→ **Supplied text**:
= = = = =

This code path is currently not covered by tests. It can be exercised
with the following SQL pattern

CREATE TABLE temp_tbl (a text, b text);
ALTER TABLE temp_tbl SET (toast_tuple_target = 128);
ALTER TABLE temp_tbl ALTER COLUMN a SET STORAGE EXTERNAL;
ALTER TABLE temp_tbl ALTER COLUMN b SET STORAGE EXTERNAL;
INSERT INTO temp_tbl values(repeat('a', 4000), repeat('a', 120));

--
Nikhil Veldanda




--
Regards,
Nikita Malakhov
Postgres Professional
The Russian Postgres Company

Re: Dead code with short varlenas in toast_save_datum()

= = = = =

→ **Raw records**:
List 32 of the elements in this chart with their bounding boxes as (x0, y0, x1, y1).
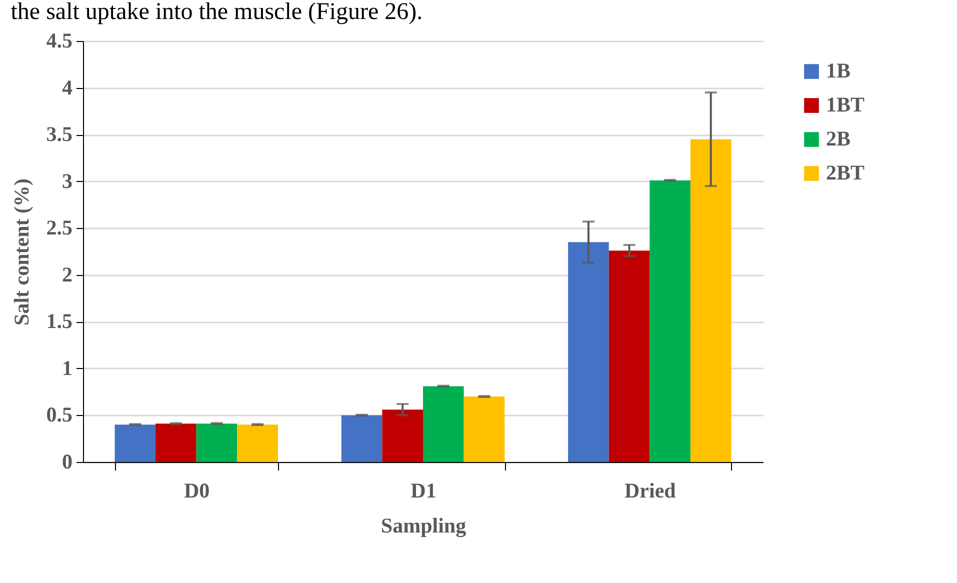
bar (196, 424, 238, 462)
bar (423, 386, 464, 462)
bar (382, 410, 423, 462)
y-axis-title: Salt content (%) (9, 178, 34, 326)
y-tick-label: 2.5 (46, 216, 72, 240)
y-tick-label: 0 (62, 450, 72, 474)
y-tick-label: 3 (62, 168, 72, 193)
bar (568, 242, 609, 462)
bar (156, 424, 196, 462)
x-axis-title: Sampling (380, 514, 467, 538)
y-tick-label: 3.5 (46, 122, 72, 146)
y-tick-label: 4.5 (46, 28, 72, 52)
x-tick-label: D1 (410, 478, 436, 502)
bar (114, 424, 156, 462)
bar (650, 180, 690, 462)
x-tick-label: D0 (184, 478, 210, 502)
legend-label: 2B (826, 126, 851, 150)
text: the salt uptake into the muscle (Figure 26). (10, 0, 423, 25)
y-tick-label: 2 (62, 262, 72, 286)
y-tick-label: 1 (62, 356, 72, 380)
legend-label: 1B (826, 58, 851, 82)
bar (341, 415, 382, 462)
legend-label: 1BT (826, 92, 865, 116)
bar (608, 250, 650, 462)
y-tick-label: 4 (62, 75, 73, 100)
x-tick-label: Dried (624, 478, 676, 502)
legend-label: 2BT (826, 160, 865, 184)
bar (237, 424, 278, 462)
y-tick-label: 0.5 (46, 402, 72, 427)
y-tick-label: 1.5 (46, 309, 72, 334)
bar (464, 396, 505, 462)
bar (690, 139, 732, 462)
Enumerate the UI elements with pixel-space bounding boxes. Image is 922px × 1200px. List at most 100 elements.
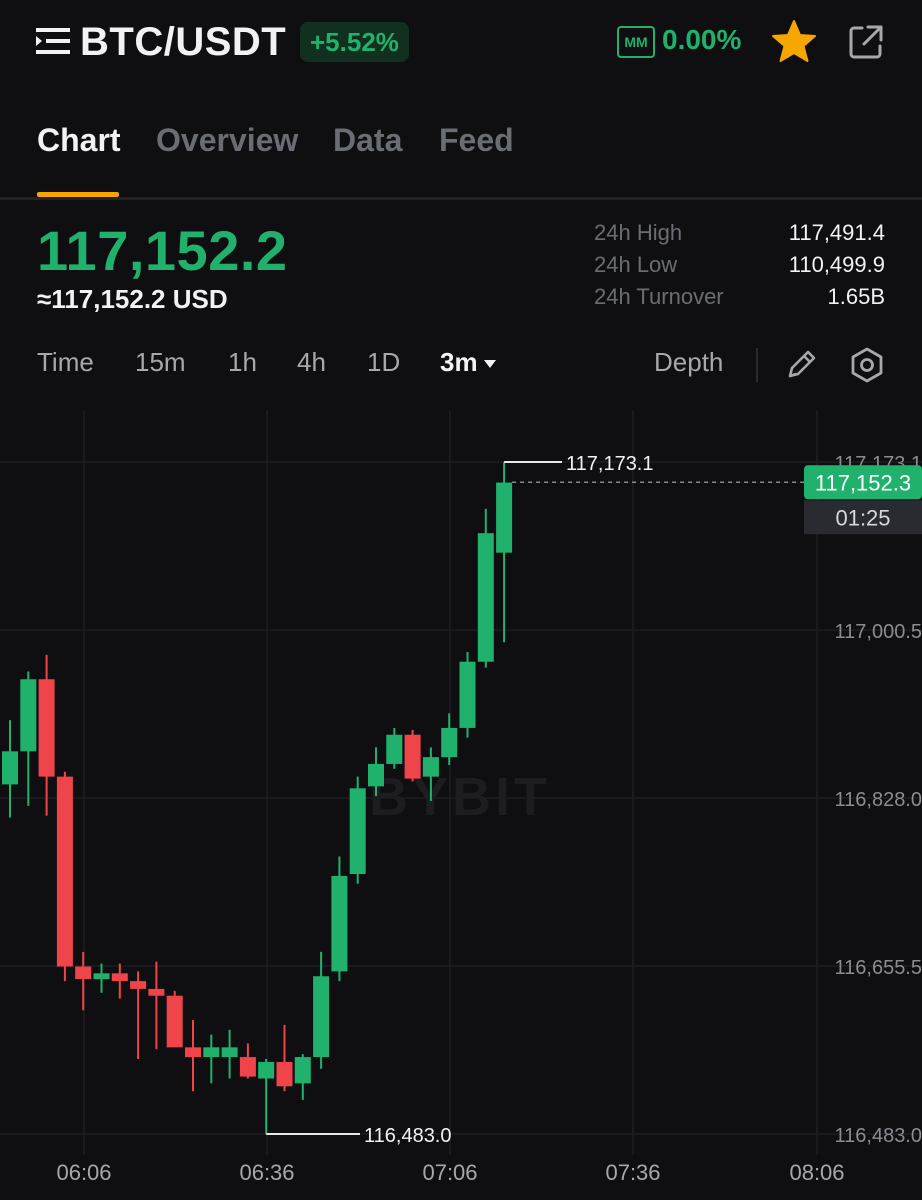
candle xyxy=(38,654,55,816)
candle xyxy=(130,971,147,1060)
interval-time[interactable]: Time xyxy=(37,347,94,377)
header-bar: BTC/USDT +5.52% MM 0.00% xyxy=(0,0,922,90)
last-price-tag-label: 117,152.3 xyxy=(815,470,911,495)
candle-body xyxy=(386,734,403,764)
last-price: 117,152.2 xyxy=(37,219,288,282)
x-axis: 06:06 06:36 07:06 07:36 08:06 xyxy=(56,1160,844,1185)
candle-body xyxy=(441,727,458,758)
candle xyxy=(441,713,458,765)
candle xyxy=(56,771,73,982)
price-markers: 117,173.1 116,483.0 xyxy=(266,453,804,1147)
candle-body xyxy=(130,981,147,989)
candle xyxy=(404,729,421,782)
candle-body xyxy=(349,788,366,875)
tab-data[interactable]: Data xyxy=(333,122,403,158)
usd-price: ≈117,152.2 USD xyxy=(37,284,228,314)
interval-4h[interactable]: 4h xyxy=(297,347,326,377)
mm-icon[interactable]: MM xyxy=(617,26,655,58)
candle-body xyxy=(203,1047,220,1058)
candle-body xyxy=(276,1061,293,1087)
tab-chart[interactable]: Chart xyxy=(37,122,121,158)
candle xyxy=(422,747,439,801)
interval-15m[interactable]: 15m xyxy=(135,347,186,377)
candle xyxy=(258,1059,275,1134)
candle-body xyxy=(422,757,439,777)
candle-body xyxy=(166,995,183,1048)
stat-value-high: 117,491.4 xyxy=(788,220,885,245)
interval-3m[interactable]: 3m xyxy=(440,347,496,378)
candle-body xyxy=(313,976,330,1058)
countdown-tag xyxy=(804,500,922,535)
candle xyxy=(313,951,330,1069)
candle xyxy=(349,776,366,884)
candle xyxy=(185,1020,201,1092)
candle-body xyxy=(368,763,384,787)
y-tick-label: 116,828.0 xyxy=(835,789,922,811)
last-price-tag xyxy=(804,465,922,500)
candle-body xyxy=(38,679,55,777)
candle xyxy=(477,508,494,668)
y-tick-label: 117,000.5 xyxy=(835,621,922,643)
candle xyxy=(111,963,128,999)
x-tick-label: 06:06 xyxy=(56,1160,111,1185)
candle-body xyxy=(239,1057,256,1077)
tab-feed[interactable]: Feed xyxy=(439,122,514,158)
candle xyxy=(368,747,384,797)
pair-title[interactable]: BTC/USDT xyxy=(80,20,287,64)
stat-label-high: 24h High xyxy=(594,220,683,245)
candle xyxy=(331,856,348,982)
candle xyxy=(93,963,110,993)
candle-body xyxy=(111,973,128,982)
candle-body xyxy=(496,482,513,553)
interval-1d[interactable]: 1D xyxy=(367,347,401,377)
depth-button[interactable]: Depth xyxy=(654,347,724,377)
candlestick-chart[interactable]: BYBIT 117,173.1 116,483.0 117,173.1 117,00… xyxy=(0,410,922,1200)
candle xyxy=(221,1029,238,1079)
candle-body xyxy=(258,1061,275,1079)
stat-value-turnover: 1.65B xyxy=(827,284,886,309)
share-icon[interactable] xyxy=(846,22,886,62)
low-marker-label: 116,483.0 xyxy=(364,1125,452,1147)
chevron-down-icon xyxy=(483,360,496,369)
mm-value[interactable]: 0.00% xyxy=(662,24,742,55)
candle-body xyxy=(2,751,18,785)
interval-3m-label: 3m xyxy=(440,347,478,377)
candle-body xyxy=(477,533,494,662)
candle-body xyxy=(404,734,421,779)
candle-body xyxy=(185,1047,201,1058)
candle-body xyxy=(75,966,92,980)
y-axis: 117,173.1117,000.5116,828.0116,655.5116,… xyxy=(804,453,922,1147)
candle xyxy=(386,727,403,769)
high-marker-label: 117,173.1 xyxy=(566,453,654,475)
menu-icon[interactable] xyxy=(36,26,70,56)
x-tick-label: 06:36 xyxy=(239,1160,294,1185)
tab-overview[interactable]: Overview xyxy=(156,122,299,158)
candle-body xyxy=(459,661,476,728)
candles-group xyxy=(2,462,513,1134)
interval-1h[interactable]: 1h xyxy=(228,347,257,377)
candle xyxy=(75,951,92,1011)
pencil-icon[interactable] xyxy=(784,346,820,382)
candle-body xyxy=(294,1057,311,1084)
candle xyxy=(203,1034,220,1084)
change-badge: +5.52% xyxy=(300,22,409,62)
candle-body xyxy=(331,875,348,972)
watermark-logo: BYBIT xyxy=(369,767,551,827)
toolbar-divider xyxy=(756,348,758,382)
y-tick-label: 116,483.0 xyxy=(835,1125,922,1147)
candle xyxy=(239,1043,256,1079)
candle xyxy=(148,961,165,1050)
y-tick-label: 116,655.5 xyxy=(835,957,922,979)
candle xyxy=(166,990,183,1048)
chart-grid xyxy=(0,410,922,1155)
stat-label-low: 24h Low xyxy=(594,252,678,277)
tab-bar: Chart Overview Data Feed xyxy=(0,100,922,200)
candle xyxy=(276,1024,293,1092)
settings-hexagon-icon[interactable] xyxy=(848,346,886,384)
countdown-label: 01:25 xyxy=(835,505,890,530)
star-icon[interactable] xyxy=(770,18,818,66)
x-tick-label: 08:06 xyxy=(789,1160,844,1185)
stat-label-turnover: 24h Turnover xyxy=(594,284,724,309)
candle xyxy=(496,462,513,643)
x-tick-label: 07:06 xyxy=(422,1160,477,1185)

= = = = =

→ **Stated problem**: In the toast_save_datum() excerpt, what value does the SQL pattern give toast_tuple_target? Rely only on the toast_save_datum() excerpt, not on the rows.

→ **Worked answer**: 128